**Short exercise:**
Write out every line of the data below word for word, omitting the pictures.

**Source records:**
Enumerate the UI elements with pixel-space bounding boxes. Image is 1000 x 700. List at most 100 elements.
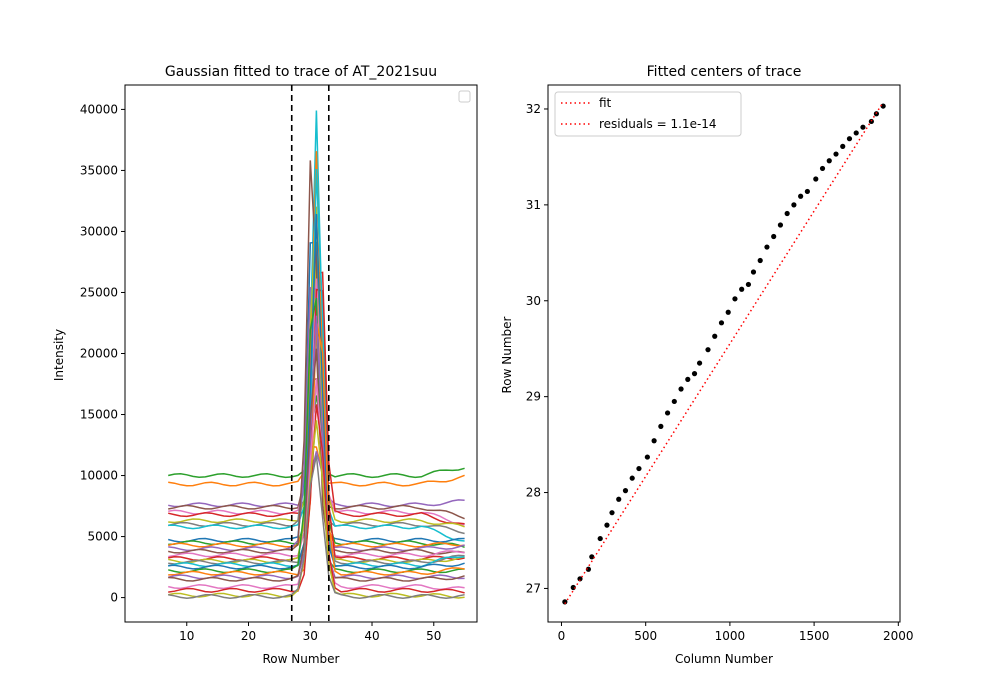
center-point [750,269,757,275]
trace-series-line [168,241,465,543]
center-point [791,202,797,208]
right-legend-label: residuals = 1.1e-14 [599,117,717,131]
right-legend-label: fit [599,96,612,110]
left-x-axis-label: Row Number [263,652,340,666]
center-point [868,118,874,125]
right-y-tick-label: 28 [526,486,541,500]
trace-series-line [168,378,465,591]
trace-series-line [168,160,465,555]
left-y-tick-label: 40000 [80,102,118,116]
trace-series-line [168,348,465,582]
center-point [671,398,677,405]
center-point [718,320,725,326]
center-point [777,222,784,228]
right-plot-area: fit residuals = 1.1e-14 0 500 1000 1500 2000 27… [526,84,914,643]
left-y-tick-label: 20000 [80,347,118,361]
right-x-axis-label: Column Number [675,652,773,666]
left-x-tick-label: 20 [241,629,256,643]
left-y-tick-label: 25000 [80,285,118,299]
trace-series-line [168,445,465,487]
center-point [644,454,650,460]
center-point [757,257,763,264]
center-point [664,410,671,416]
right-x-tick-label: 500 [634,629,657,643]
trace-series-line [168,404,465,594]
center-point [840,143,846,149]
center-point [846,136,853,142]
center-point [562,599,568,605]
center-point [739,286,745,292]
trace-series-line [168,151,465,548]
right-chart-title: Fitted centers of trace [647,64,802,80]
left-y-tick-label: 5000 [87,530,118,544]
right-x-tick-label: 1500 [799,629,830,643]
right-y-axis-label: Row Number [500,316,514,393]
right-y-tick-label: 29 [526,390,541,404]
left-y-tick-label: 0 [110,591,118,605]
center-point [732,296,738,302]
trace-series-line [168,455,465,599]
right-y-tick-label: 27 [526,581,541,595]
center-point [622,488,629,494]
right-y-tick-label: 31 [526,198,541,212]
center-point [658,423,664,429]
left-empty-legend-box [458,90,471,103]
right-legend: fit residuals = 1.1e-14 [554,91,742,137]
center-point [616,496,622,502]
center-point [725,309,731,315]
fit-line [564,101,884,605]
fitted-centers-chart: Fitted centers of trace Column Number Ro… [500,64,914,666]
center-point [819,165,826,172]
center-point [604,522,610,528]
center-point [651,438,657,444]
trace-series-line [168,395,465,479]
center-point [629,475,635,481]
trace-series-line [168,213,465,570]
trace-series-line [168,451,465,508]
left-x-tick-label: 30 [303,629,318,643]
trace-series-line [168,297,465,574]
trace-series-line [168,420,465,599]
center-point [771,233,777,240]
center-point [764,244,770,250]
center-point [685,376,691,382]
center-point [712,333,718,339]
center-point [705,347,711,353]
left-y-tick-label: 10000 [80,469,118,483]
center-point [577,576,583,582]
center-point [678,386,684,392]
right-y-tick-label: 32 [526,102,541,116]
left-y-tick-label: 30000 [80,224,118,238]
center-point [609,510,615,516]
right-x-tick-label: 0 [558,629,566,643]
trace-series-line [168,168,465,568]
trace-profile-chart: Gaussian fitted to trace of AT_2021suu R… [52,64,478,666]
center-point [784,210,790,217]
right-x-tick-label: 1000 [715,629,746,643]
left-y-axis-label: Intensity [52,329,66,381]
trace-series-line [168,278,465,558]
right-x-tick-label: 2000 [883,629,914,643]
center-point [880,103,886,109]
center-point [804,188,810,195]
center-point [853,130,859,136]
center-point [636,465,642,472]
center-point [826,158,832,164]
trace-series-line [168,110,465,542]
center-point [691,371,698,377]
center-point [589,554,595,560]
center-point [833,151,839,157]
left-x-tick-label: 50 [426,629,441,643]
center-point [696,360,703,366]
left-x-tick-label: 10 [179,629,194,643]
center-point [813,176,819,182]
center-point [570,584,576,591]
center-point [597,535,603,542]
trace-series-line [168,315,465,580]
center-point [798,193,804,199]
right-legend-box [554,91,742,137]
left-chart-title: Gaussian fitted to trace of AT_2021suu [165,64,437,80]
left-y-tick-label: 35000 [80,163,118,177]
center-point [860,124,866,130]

**Exercise result:**
Enumerate the UI elements with pixel-space bounding boxes. Image is 1000 x 700. List at most 100 elements.
center-point [750,269,757,275]
trace-series-line [168,241,465,543]
center-point [791,202,797,208]
right-legend-label: residuals = 1.1e-14 [599,117,717,131]
right-legend-label: fit [599,96,612,110]
left-x-axis-label: Row Number [263,652,340,666]
center-point [868,118,874,125]
right-y-tick-label: 28 [526,486,541,500]
trace-series-line [168,378,465,591]
trace-series-line [168,160,465,555]
left-y-tick-label: 40000 [80,102,118,116]
trace-series-line [168,348,465,582]
center-point [671,398,677,405]
center-point [718,320,725,326]
center-point [777,222,784,228]
right-plot-area: fit residuals = 1.1e-14 0 500 1000 1500 2000 27… [526,84,914,643]
left-y-tick-label: 20000 [80,347,118,361]
right-x-axis-label: Column Number [675,652,773,666]
left-x-tick-label: 20 [241,629,256,643]
left-y-tick-label: 25000 [80,285,118,299]
trace-series-line [168,445,465,487]
center-point [644,454,650,460]
center-point [757,257,763,264]
center-point [664,410,671,416]
right-x-tick-label: 500 [634,629,657,643]
trace-series-line [168,404,465,594]
center-point [840,143,846,149]
center-point [846,136,853,142]
center-point [562,599,568,605]
center-point [739,286,745,292]
trace-series-line [168,151,465,548]
right-chart-title: Fitted centers of trace [647,64,802,80]
left-y-tick-label: 5000 [87,530,118,544]
right-x-tick-label: 1500 [799,629,830,643]
right-y-axis-label: Row Number [500,316,514,393]
right-y-tick-label: 29 [526,390,541,404]
left-y-tick-label: 0 [110,591,118,605]
center-point [732,296,738,302]
trace-series-line [168,455,465,599]
right-y-tick-label: 27 [526,581,541,595]
center-point [622,488,629,494]
right-y-tick-label: 31 [526,198,541,212]
center-point [658,423,664,429]
left-empty-legend-box [458,90,471,103]
right-legend: fit residuals = 1.1e-14 [554,91,742,137]
center-point [616,496,622,502]
center-point [725,309,731,315]
fit-line [564,101,884,605]
fitted-centers-chart: Fitted centers of trace Column Number Ro… [500,64,914,666]
center-point [819,165,826,172]
center-point [604,522,610,528]
center-point [651,438,657,444]
trace-series-line [168,395,465,479]
center-point [629,475,635,481]
trace-series-line [168,213,465,570]
trace-series-line [168,451,465,508]
left-x-tick-label: 30 [303,629,318,643]
trace-series-line [168,297,465,574]
trace-series-line [168,420,465,599]
center-point [771,233,777,240]
center-point [764,244,770,250]
center-point [685,376,691,382]
center-point [712,333,718,339]
center-point [705,347,711,353]
left-y-tick-label: 10000 [80,469,118,483]
center-point [577,576,583,582]
center-point [678,386,684,392]
right-y-tick-label: 32 [526,102,541,116]
left-y-tick-label: 30000 [80,224,118,238]
center-point [609,510,615,516]
right-x-tick-label: 0 [558,629,566,643]
trace-series-line [168,168,465,568]
trace-profile-chart: Gaussian fitted to trace of AT_2021suu R… [52,64,478,666]
center-point [784,210,790,217]
right-x-tick-label: 1000 [715,629,746,643]
left-y-axis-label: Intensity [52,329,66,381]
trace-series-line [168,278,465,558]
right-x-tick-label: 2000 [883,629,914,643]
center-point [880,103,886,109]
center-point [804,188,810,195]
center-point [853,130,859,136]
center-point [636,465,642,472]
center-point [826,158,832,164]
trace-series-line [168,110,465,542]
center-point [691,371,698,377]
center-point [589,554,595,560]
center-point [833,151,839,157]
left-x-tick-label: 50 [426,629,441,643]
center-point [696,360,703,366]
left-x-tick-label: 10 [179,629,194,643]
center-point [813,176,819,182]
center-point [570,584,576,591]
center-point [597,535,603,542]
trace-series-line [168,315,465,580]
center-point [798,193,804,199]
right-legend-box [554,91,742,137]
left-chart-title: Gaussian fitted to trace of AT_2021suu [165,64,437,80]
left-y-tick-label: 35000 [80,163,118,177]
center-point [860,124,866,130]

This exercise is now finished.